> EXERCISE DIRECTIONS: Turn the data from its first line through the line containing "row-label: 5.3 Дорожная", both included, into a Markdown table with the columns "Row" and "Line". Number each line in Row, put the line itself in Line, and leave out any blank lines.

[Data items]
((
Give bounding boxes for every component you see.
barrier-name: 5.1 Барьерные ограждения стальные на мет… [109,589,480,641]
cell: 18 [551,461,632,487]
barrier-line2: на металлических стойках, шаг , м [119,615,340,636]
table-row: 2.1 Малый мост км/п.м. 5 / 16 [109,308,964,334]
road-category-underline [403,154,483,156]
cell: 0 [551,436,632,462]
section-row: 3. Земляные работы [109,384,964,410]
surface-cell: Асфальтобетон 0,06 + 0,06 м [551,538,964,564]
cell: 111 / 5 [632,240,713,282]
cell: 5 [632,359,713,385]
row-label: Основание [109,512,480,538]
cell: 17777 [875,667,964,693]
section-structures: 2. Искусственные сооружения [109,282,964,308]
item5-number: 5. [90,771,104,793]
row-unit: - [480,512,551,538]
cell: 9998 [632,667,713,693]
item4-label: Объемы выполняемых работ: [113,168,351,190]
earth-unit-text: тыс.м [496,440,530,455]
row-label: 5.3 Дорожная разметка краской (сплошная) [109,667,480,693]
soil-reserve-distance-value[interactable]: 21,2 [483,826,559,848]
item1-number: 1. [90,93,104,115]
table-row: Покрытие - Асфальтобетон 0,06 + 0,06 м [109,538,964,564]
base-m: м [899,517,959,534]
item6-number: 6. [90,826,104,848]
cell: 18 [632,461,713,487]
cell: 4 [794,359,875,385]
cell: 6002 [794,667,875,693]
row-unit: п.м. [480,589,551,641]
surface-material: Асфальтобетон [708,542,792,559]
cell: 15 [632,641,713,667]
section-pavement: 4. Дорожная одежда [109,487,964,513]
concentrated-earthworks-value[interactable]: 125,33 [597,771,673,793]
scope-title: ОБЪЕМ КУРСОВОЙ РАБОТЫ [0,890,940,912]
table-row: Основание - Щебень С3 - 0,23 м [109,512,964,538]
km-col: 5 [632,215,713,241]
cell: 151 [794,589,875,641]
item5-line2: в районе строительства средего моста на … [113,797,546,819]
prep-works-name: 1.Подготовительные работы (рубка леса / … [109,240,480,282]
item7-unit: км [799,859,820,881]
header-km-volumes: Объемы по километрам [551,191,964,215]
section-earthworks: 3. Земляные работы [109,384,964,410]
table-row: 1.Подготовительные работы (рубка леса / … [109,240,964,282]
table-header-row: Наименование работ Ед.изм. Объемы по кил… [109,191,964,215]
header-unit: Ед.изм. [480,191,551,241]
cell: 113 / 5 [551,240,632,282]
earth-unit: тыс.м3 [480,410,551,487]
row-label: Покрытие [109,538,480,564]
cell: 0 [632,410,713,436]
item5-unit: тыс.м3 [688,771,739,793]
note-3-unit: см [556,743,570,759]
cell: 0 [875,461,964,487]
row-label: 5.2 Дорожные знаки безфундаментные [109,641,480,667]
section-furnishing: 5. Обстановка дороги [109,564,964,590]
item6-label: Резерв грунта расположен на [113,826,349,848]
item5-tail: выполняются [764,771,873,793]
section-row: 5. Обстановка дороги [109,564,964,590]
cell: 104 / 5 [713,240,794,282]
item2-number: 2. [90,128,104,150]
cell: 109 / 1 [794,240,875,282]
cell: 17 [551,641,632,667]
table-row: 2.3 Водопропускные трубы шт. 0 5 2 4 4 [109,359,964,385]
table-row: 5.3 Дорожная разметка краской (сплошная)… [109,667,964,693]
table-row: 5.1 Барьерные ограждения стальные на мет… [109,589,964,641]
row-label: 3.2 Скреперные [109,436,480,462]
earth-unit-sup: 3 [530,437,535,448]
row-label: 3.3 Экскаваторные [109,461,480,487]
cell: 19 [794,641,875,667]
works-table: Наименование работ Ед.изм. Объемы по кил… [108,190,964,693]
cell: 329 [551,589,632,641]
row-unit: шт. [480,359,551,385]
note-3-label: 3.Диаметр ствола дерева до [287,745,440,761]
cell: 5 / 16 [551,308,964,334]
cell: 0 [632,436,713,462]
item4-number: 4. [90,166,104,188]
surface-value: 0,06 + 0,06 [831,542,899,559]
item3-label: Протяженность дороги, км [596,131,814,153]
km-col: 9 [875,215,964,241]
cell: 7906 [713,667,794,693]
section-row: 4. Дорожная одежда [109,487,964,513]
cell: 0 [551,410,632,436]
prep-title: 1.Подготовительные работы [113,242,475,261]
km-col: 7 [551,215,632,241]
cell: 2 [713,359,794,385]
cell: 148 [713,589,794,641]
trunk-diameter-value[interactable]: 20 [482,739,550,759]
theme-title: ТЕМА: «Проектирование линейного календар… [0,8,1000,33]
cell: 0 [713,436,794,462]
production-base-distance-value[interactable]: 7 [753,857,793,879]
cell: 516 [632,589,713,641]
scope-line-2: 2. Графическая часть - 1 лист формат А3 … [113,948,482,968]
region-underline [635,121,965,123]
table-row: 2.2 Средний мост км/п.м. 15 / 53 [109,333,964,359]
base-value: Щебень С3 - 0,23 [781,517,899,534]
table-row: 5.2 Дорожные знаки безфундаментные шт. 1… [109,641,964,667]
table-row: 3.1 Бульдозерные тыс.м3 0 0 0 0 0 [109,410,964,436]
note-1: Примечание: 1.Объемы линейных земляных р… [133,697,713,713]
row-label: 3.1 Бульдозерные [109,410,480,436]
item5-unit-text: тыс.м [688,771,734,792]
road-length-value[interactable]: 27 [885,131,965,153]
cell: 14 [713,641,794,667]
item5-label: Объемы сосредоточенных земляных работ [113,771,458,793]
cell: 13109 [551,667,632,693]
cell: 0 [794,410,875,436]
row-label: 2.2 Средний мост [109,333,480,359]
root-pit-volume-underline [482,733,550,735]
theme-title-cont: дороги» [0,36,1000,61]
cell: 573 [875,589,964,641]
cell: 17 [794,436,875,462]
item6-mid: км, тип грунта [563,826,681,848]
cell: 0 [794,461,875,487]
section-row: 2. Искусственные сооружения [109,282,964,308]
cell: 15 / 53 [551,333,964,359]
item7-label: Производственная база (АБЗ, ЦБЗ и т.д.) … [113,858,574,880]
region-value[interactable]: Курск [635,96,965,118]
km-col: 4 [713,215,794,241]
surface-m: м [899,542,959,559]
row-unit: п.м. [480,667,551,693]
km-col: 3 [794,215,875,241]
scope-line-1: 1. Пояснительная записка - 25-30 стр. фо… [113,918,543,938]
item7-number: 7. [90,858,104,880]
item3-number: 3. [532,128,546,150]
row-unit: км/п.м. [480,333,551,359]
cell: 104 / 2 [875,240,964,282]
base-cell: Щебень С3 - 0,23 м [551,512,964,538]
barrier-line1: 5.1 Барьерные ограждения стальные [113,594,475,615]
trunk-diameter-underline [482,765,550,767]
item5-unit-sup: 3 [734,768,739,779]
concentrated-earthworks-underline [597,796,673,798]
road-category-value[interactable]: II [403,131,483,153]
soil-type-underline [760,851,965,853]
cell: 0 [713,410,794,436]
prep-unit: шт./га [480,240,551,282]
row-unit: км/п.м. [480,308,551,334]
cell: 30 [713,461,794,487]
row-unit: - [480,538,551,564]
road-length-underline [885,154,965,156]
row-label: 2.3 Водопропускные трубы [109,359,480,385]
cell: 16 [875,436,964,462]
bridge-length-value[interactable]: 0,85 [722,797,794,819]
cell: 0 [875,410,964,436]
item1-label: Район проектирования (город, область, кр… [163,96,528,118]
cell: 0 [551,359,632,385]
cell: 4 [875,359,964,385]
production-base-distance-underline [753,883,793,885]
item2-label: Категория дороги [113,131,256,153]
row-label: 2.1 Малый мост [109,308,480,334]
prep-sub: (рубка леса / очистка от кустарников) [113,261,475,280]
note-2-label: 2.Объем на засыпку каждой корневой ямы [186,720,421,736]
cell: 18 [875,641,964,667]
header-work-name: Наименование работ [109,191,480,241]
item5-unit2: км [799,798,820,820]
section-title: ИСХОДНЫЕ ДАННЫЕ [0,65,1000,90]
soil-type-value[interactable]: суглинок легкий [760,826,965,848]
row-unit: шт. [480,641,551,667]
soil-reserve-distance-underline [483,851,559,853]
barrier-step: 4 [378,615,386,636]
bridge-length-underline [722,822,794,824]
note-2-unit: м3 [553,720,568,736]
))
> TASK RESPONSE:
| Row | Line |
|---|---|
| 1 | Give bounding boxes for every component you see. |
| 2 | barrier-name: 5.1 Барьерные ограждения стальные на мет… [109,589,480,641] |
| 3 | cell: 18 [551,461,632,487] |
| 4 | barrier-line2: на металлических стойках, шаг , м [119,615,340,636] |
| 5 | table-row: 2.1 Малый мост км/п.м. 5 / 16 [109,308,964,334] |
| 6 | road-category-underline [403,154,483,156] |
| 7 | cell: 0 [551,436,632,462] |
| 8 | section-row: 3. Земляные работы [109,384,964,410] |
| 9 | surface-cell: Асфальтобетон 0,06 + 0,06 м [551,538,964,564] |
| 10 | cell: 111 / 5 [632,240,713,282] |
| 11 | cell: 5 [632,359,713,385] |
| 12 | row-label: Основание [109,512,480,538] |
| 13 | cell: 17777 [875,667,964,693] |
| 14 | section-structures: 2. Искусственные сооружения [109,282,964,308] |
| 15 | item5-number: 5. [90,771,104,793] |
| 16 | row-unit: - [480,512,551,538] |
| 17 | cell: 9998 [632,667,713,693] |
| 18 | item4-label: Объемы выполняемых работ: [113,168,351,190] |
| 19 | earth-unit-text: тыс.м [496,440,530,455] |
| 20 | row-label: 5.3 Дорожная разметка краской (сплошная) [109,667,480,693] |